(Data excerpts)
◇ ◇ ◇ ◇ ◇

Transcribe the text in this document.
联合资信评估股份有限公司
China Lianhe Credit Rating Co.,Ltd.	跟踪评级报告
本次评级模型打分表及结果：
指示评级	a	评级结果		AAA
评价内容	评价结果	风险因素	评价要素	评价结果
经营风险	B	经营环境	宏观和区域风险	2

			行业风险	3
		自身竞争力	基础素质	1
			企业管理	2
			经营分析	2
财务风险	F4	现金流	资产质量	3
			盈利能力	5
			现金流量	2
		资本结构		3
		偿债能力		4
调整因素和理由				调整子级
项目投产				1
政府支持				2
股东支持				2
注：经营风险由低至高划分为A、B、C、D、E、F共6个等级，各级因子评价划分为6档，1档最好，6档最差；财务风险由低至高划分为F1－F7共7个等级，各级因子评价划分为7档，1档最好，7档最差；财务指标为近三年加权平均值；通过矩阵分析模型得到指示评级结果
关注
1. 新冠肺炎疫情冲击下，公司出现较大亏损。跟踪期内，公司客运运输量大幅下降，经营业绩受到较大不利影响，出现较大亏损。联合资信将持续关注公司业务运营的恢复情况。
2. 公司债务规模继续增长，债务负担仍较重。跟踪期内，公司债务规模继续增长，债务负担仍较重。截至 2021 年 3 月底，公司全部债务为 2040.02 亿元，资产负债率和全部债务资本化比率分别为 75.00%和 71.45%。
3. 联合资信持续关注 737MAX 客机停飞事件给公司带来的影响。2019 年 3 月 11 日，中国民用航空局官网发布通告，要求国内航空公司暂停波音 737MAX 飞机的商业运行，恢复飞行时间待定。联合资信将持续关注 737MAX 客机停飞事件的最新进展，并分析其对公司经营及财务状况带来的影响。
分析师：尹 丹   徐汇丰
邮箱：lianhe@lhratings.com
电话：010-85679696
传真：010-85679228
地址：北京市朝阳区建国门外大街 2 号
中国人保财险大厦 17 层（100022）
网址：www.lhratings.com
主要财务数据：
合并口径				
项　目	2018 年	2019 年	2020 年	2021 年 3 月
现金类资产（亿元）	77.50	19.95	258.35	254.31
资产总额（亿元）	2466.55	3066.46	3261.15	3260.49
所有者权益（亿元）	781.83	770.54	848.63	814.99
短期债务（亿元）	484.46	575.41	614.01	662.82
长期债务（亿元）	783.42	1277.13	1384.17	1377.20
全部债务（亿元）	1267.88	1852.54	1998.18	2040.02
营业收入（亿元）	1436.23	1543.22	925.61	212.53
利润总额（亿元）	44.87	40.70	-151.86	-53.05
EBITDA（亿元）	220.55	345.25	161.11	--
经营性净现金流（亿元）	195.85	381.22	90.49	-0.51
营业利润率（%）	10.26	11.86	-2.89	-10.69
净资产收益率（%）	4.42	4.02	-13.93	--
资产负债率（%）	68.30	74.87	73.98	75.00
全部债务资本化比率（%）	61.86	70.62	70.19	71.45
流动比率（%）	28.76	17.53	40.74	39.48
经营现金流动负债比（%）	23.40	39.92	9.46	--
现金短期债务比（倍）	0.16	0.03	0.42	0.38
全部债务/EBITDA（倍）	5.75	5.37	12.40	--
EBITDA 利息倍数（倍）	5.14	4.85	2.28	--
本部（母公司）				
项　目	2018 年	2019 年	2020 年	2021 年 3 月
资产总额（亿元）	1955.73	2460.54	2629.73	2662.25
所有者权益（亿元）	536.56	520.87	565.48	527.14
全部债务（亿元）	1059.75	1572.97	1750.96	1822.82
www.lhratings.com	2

◇ ◇ ◇ ◇ ◇

### Requirements
Nothing should be left out: return all of the records exactly.

### Written answer
Transcribe the text in this document.
联合资信评估股份有限公司
China Lianhe Credit Rating Co.,Ltd.	跟踪评级报告
本次评级模型打分表及结果：
指示评级	a	评级结果		AAA
评价内容	评价结果	风险因素	评价要素	评价结果
经营风险	B	经营环境	宏观和区域风险	2

			行业风险	3
		自身竞争力	基础素质	1
			企业管理	2
			经营分析	2
财务风险	F4	现金流	资产质量	3
			盈利能力	5
			现金流量	2
		资本结构		3
		偿债能力		4
调整因素和理由				调整子级
项目投产				1
政府支持				2
股东支持				2
注：经营风险由低至高划分为A、B、C、D、E、F共6个等级，各级因子评价划分为6档，1档最好，6档最差；财务风险由低至高划分为F1－F7共7个等级，各级因子评价划分为7档，1档最好，7档最差；财务指标为近三年加权平均值；通过矩阵分析模型得到指示评级结果
关注
1. 新冠肺炎疫情冲击下，公司出现较大亏损。跟踪期内，公司客运运输量大幅下降，经营业绩受到较大不利影响，出现较大亏损。联合资信将持续关注公司业务运营的恢复情况。
2. 公司债务规模继续增长，债务负担仍较重。跟踪期内，公司债务规模继续增长，债务负担仍较重。截至 2021 年 3 月底，公司全部债务为 2040.02 亿元，资产负债率和全部债务资本化比率分别为 75.00%和 71.45%。
3. 联合资信持续关注 737MAX 客机停飞事件给公司带来的影响。2019 年 3 月 11 日，中国民用航空局官网发布通告，要求国内航空公司暂停波音 737MAX 飞机的商业运行，恢复飞行时间待定。联合资信将持续关注 737MAX 客机停飞事件的最新进展，并分析其对公司经营及财务状况带来的影响。
分析师：尹 丹   徐汇丰
邮箱：lianhe@lhratings.com
电话：010-85679696
传真：010-85679228
地址：北京市朝阳区建国门外大街 2 号
中国人保财险大厦 17 层（100022）
网址：www.lhratings.com
主要财务数据：
合并口径				
项　目	2018 年	2019 年	2020 年	2021 年 3 月
现金类资产（亿元）	77.50	19.95	258.35	254.31
资产总额（亿元）	2466.55	3066.46	3261.15	3260.49
所有者权益（亿元）	781.83	770.54	848.63	814.99
短期债务（亿元）	484.46	575.41	614.01	662.82
长期债务（亿元）	783.42	1277.13	1384.17	1377.20
全部债务（亿元）	1267.88	1852.54	1998.18	2040.02
营业收入（亿元）	1436.23	1543.22	925.61	212.53
利润总额（亿元）	44.87	40.70	-151.86	-53.05
EBITDA（亿元）	220.55	345.25	161.11	--
经营性净现金流（亿元）	195.85	381.22	90.49	-0.51
营业利润率（%）	10.26	11.86	-2.89	-10.69
净资产收益率（%）	4.42	4.02	-13.93	--
资产负债率（%）	68.30	74.87	73.98	75.00
全部债务资本化比率（%）	61.86	70.62	70.19	71.45
流动比率（%）	28.76	17.53	40.74	39.48
经营现金流动负债比（%）	23.40	39.92	9.46	--
现金短期债务比（倍）	0.16	0.03	0.42	0.38
全部债务/EBITDA（倍）	5.75	5.37	12.40	--
EBITDA 利息倍数（倍）	5.14	4.85	2.28	--
本部（母公司）				
项　目	2018 年	2019 年	2020 年	2021 年 3 月
资产总额（亿元）	1955.73	2460.54	2629.73	2662.25
所有者权益（亿元）	536.56	520.87	565.48	527.14
全部债务（亿元）	1059.75	1572.97	1750.96	1822.82
www.lhratings.com	2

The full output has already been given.